-- begin DATASET EXTRACT --
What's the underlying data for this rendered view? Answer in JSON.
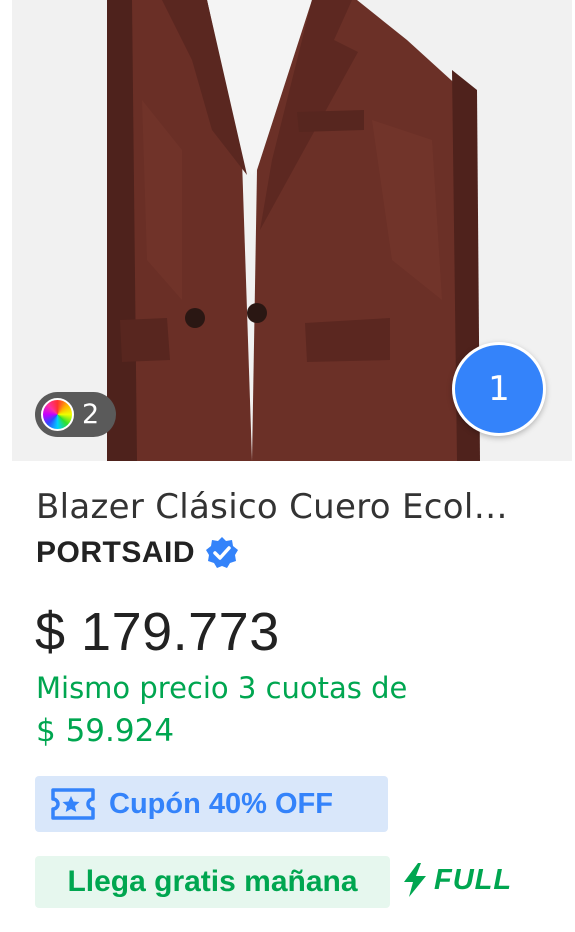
{
  "product": {
    "image_alt": "product-photo-brown-leather-blazer",
    "color_count": "2",
    "cart_count": "1",
    "title": "Blazer Clásico Cuero Ecol…",
    "brand": "PORTSAID",
    "price": "$ 179.773",
    "installments_line1": "Mismo precio 3 cuotas de",
    "installments_line2": "$ 59.924",
    "coupon_label": "Cupón 40% OFF",
    "shipping_label": "Llega gratis mañana",
    "full_label": "FULL"
  },
  "icons": {
    "color": "color-wheel-icon",
    "verified": "verified-badge-icon",
    "coupon": "coupon-ticket-icon",
    "full": "lightning-bolt-icon"
  },
  "colors": {
    "accent_blue": "#3483fa",
    "green": "#00a650",
    "coupon_bg": "#d9e7fa",
    "shipping_bg": "#e6f7ee"
  }
}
-- end DATASET EXTRACT --
Write the listing out a second time exactly, dropping all images.

▶ [EXPECTED ANSWER]
What's the underlying data for this rendered view? Answer in JSON.
{
  "product": {
    "image_alt": "product-photo-brown-leather-blazer",
    "color_count": "2",
    "cart_count": "1",
    "title": "Blazer Clásico Cuero Ecol…",
    "brand": "PORTSAID",
    "price": "$ 179.773",
    "installments_line1": "Mismo precio 3 cuotas de",
    "installments_line2": "$ 59.924",
    "coupon_label": "Cupón 40% OFF",
    "shipping_label": "Llega gratis mañana",
    "full_label": "FULL"
  },
  "icons": {
    "color": "color-wheel-icon",
    "verified": "verified-badge-icon",
    "coupon": "coupon-ticket-icon",
    "full": "lightning-bolt-icon"
  },
  "colors": {
    "accent_blue": "#3483fa",
    "green": "#00a650",
    "coupon_bg": "#d9e7fa",
    "shipping_bg": "#e6f7ee"
  }
}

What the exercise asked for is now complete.